* [Aufgaben]:
• 1. Geben Sie den Text über das EM-Spiel gegen Spanien zwischen „2:0 gegen die“ und „Weg ist lang.“ einschließlich erneut wieder und tauschen Sie dabei „Top-Favoritinnen“ gegen „Mitfavoritinnen“ aus.
• 2. Fassen Sie den Text über das EM-Spiel gegen Spanien in zwei Sätzen zusammen.

* [Angezeigter Text]:
Emotion, Debatte, Fortschritt? Kanzler Scholz kämpft mit euphorisiertem DFB-Team
13.07.2022, 08:56 Uhr
Die deutschen Spielerinnen feierten den wichtigen Sieg gegen Spanien.
(Foto: IMAGO/HMB-Media)
2:0 gegen die Top-Favoritinnen aus Spanien. Der Sieg der DFB-Elf im zweiten Spiel der Europameisterschaft in England gibt einer Diskussion, die schon lange im Hintergrund läuft, Substanz. Sogar Bundeskanzler Olaf Scholz bekennt sich vor dem Spiel zur DFB-Auswahl. Doch der Weg ist lang.
Es waren kaum 15 Minuten gespielt, da wiesen alle Statistiken Spanien als die dominante Mannschaft im zweiten Gruppenspiel gegen Deutschland aus. Spanien hatte 100 Pässe gespielt, Deutschland nur 16. Es war egal. Denn in einer Statistik lagen die neunfachen Europameisterinnen bereits vorne - in der Torstatistik. So sollte es vor 16.037 Zuschauern in Brentford auch bleiben.

Einträge zu Elementboxen:
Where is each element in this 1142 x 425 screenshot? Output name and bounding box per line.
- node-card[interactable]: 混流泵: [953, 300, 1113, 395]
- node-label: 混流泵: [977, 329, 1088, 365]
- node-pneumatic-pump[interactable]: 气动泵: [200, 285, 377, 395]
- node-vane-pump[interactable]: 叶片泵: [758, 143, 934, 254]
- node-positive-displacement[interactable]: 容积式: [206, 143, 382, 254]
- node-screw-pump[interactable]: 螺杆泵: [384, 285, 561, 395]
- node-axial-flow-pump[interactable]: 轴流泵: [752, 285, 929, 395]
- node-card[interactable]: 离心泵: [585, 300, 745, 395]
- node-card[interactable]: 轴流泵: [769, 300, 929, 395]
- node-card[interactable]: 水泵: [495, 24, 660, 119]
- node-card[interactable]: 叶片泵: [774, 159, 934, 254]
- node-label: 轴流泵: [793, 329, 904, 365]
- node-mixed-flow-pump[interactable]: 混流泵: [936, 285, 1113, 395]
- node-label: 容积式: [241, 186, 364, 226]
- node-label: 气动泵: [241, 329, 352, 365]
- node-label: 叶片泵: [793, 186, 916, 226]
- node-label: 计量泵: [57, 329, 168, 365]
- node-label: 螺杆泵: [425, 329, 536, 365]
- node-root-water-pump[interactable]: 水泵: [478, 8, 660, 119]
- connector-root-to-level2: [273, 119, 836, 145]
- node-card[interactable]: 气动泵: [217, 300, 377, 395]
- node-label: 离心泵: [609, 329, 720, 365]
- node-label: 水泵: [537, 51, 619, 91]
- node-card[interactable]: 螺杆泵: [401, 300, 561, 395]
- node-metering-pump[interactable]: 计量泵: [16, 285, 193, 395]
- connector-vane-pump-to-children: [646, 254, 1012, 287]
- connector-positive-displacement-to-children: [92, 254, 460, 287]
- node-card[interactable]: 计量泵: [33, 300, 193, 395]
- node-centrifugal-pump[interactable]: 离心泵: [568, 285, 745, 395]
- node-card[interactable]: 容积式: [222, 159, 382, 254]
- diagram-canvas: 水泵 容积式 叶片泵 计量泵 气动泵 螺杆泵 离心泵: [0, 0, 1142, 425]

* [Ergebnisse je Aufgabe]:
• 1.
2:0 gegen die Mitfavoritinnen aus Spanien. Der Sieg der DFB-Elf im zweiten Spiel der Europameisterschaft in England gibt einer Diskussion, die schon lange im Hintergrund läuft, Substanz. Sogar Bundeskanzler Olaf Scholz bekennt sich vor dem Spiel zur DFB-Auswahl. Doch der Weg ist lang.

• 2. Im zweiten Spiel der Europameisterschaft in England besiegte die DFB-Elf die favorisierten Spanierinnen mit 2:0, was einer lange im Hintergrund laufenden Diskussion Substanz gibt; sogar Bundeskanzler Olaf Scholz bekannte sich vor dem Spiel zur DFB-Auswahl. Obwohl Spanien nach kaum 15 Minuten mit 100 zu 16 Pässen in allen Statistiken dominierte, lag Deutschland da bereits in der Torstatistik vorne und behielt diesen Vorsprung vor 16.037 Zuschauern in Brentford.